### TAREFA
Imprima sem alterações a passagem do texto sobre a multa na creche, começando em "Michael Sandel, em" e seguindo até "instituição de ensino[1].".

Michael Sandel, em "O que o dinheiro não compra – Os limites morais do mercado", narra um caso retirado do "Freakonomics" segundo o qual uma multa foi introduzida em uma creche para evitar que os pais se atrasassem para buscar os seus filhos. A expectativa da direção era a de que com a multa os atrasos diminuíssem e, quiçá, acabassem, mas o efeito foi justamente o inverso: os pais, sopesando os custos da multa, a eventual diária de uma babá e os inconvenientes de terem de sair do trabalho para buscar as crianças, optaram, em sua maioria, por deixar incidir a penalidade contra si, com o contraponto de, com isso, obterem um ganho em produtividade em seus trabalhos e terem as crianças bem-cuidadas pela instituição de ensino[1].

### ITENS FORNECIDOS
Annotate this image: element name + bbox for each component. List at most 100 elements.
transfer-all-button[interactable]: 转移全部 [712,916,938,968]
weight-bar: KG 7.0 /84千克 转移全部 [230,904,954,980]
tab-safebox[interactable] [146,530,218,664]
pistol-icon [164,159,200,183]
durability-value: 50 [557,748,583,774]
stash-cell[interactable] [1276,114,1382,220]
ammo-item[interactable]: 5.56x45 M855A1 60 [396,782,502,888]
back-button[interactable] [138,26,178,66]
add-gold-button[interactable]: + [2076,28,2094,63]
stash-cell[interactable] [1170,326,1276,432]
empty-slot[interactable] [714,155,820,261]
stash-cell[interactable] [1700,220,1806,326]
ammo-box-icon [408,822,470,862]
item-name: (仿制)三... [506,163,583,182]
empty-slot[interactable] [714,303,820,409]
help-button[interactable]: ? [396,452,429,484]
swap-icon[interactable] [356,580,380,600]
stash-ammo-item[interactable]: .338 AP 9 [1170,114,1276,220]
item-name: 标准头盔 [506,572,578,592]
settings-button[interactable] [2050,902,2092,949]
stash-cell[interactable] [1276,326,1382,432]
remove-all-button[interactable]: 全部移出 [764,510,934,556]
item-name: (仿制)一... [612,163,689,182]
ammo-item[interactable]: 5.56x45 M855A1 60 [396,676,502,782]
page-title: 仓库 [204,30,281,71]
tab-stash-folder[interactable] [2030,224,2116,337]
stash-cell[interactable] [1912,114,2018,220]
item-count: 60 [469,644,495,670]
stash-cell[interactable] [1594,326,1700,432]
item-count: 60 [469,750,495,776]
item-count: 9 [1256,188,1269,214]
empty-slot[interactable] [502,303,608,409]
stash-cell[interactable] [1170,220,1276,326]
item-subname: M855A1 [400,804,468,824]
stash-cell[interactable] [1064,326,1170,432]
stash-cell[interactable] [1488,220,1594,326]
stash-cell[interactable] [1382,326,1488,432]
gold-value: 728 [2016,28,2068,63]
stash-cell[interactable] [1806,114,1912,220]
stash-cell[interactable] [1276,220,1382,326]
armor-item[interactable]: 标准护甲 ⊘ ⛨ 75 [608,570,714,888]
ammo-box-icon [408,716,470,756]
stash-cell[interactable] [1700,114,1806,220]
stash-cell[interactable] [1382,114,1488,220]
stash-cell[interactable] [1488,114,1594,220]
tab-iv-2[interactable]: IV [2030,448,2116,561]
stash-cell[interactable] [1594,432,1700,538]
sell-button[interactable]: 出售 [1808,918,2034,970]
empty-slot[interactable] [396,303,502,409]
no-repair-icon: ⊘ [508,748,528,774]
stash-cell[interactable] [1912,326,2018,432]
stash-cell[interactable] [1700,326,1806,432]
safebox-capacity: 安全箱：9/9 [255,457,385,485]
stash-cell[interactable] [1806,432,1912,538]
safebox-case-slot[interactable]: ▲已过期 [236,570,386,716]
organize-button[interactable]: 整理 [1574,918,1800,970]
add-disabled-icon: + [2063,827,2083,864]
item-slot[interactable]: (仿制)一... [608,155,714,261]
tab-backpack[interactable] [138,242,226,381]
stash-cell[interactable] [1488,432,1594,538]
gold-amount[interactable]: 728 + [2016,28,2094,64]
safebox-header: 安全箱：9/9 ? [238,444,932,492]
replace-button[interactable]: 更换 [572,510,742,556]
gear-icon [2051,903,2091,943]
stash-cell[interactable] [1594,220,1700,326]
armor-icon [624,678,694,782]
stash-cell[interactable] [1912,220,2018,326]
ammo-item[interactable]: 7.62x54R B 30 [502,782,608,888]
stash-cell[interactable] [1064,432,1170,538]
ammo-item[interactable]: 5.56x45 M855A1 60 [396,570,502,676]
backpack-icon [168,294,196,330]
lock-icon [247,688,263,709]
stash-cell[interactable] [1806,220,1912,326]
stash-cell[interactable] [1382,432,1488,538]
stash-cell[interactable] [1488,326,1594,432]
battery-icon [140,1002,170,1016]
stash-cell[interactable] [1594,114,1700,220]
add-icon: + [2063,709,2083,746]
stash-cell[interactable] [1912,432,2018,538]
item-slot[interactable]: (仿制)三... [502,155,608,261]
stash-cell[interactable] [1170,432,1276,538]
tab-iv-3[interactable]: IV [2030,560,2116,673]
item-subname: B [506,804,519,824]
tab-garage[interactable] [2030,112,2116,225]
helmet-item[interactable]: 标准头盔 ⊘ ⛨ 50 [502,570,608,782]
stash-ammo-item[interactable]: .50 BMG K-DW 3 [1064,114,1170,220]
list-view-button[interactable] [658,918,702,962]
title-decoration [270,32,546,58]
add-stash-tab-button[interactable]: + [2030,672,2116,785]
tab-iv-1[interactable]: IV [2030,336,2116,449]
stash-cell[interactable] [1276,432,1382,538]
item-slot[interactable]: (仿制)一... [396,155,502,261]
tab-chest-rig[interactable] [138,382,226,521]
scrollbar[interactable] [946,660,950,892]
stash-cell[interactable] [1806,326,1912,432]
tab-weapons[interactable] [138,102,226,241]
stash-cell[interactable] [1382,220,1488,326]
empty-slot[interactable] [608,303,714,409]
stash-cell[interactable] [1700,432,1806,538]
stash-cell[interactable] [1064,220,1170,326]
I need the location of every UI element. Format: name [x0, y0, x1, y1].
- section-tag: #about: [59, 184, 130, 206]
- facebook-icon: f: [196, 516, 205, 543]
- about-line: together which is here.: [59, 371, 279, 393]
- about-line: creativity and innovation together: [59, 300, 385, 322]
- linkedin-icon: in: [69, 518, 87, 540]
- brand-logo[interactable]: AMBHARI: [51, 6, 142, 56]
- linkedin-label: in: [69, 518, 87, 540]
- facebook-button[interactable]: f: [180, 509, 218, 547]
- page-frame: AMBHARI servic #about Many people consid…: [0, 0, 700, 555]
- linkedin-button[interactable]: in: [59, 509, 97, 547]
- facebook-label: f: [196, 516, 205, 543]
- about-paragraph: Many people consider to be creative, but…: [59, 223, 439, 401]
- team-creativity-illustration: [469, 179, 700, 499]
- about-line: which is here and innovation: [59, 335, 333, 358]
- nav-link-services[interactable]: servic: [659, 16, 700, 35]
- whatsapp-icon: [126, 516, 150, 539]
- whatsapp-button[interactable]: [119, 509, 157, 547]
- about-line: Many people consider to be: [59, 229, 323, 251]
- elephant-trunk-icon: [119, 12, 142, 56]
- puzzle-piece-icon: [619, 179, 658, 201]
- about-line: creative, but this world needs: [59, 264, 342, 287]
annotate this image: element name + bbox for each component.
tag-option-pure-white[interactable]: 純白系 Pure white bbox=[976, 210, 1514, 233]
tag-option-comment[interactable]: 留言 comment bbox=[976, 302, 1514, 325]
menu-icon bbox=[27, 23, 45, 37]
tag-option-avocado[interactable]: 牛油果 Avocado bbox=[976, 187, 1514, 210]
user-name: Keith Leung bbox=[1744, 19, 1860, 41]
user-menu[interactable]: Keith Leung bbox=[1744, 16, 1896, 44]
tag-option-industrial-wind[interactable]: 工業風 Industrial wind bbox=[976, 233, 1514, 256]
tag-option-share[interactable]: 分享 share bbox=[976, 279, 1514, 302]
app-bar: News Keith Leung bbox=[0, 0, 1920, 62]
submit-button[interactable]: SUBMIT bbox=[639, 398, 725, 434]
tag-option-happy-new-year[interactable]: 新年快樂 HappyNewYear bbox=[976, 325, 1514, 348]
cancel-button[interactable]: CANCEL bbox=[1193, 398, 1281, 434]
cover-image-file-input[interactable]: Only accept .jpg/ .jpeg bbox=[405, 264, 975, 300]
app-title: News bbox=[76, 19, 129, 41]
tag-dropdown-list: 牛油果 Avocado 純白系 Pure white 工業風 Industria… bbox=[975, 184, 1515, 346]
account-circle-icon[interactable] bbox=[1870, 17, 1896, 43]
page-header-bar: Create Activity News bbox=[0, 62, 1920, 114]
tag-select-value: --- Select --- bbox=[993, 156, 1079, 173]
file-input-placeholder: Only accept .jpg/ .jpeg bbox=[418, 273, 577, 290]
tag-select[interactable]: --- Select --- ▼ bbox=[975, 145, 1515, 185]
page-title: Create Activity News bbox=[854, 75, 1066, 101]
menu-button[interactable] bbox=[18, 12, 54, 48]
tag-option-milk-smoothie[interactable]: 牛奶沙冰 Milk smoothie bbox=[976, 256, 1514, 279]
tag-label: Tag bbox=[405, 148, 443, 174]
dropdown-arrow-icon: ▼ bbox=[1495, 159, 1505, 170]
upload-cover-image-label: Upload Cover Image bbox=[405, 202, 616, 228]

### RESPOSTA FINAL
Michael Sandel, em "O que o dinheiro não compra – Os limites morais do mercado", narra um caso retirado do "Freakonomics" segundo o qual uma multa foi introduzida em uma creche para evitar que os pais se atrasassem para buscar os seus filhos. A expectativa da direção era a de que com a multa os atrasos diminuíssem e, quiçá, acabassem, mas o efeito foi justamente o inverso: os pais, sopesando os custos da multa, a eventual diária de uma babá e os inconvenientes de terem de sair do trabalho para buscar as crianças, optaram, em sua maioria, por deixar incidir a penalidade contra si, com o contraponto de, com isso, obterem um ganho em produtividade em seus trabalhos e terem as crianças bem-cuidadas pela instituição de ensino[1].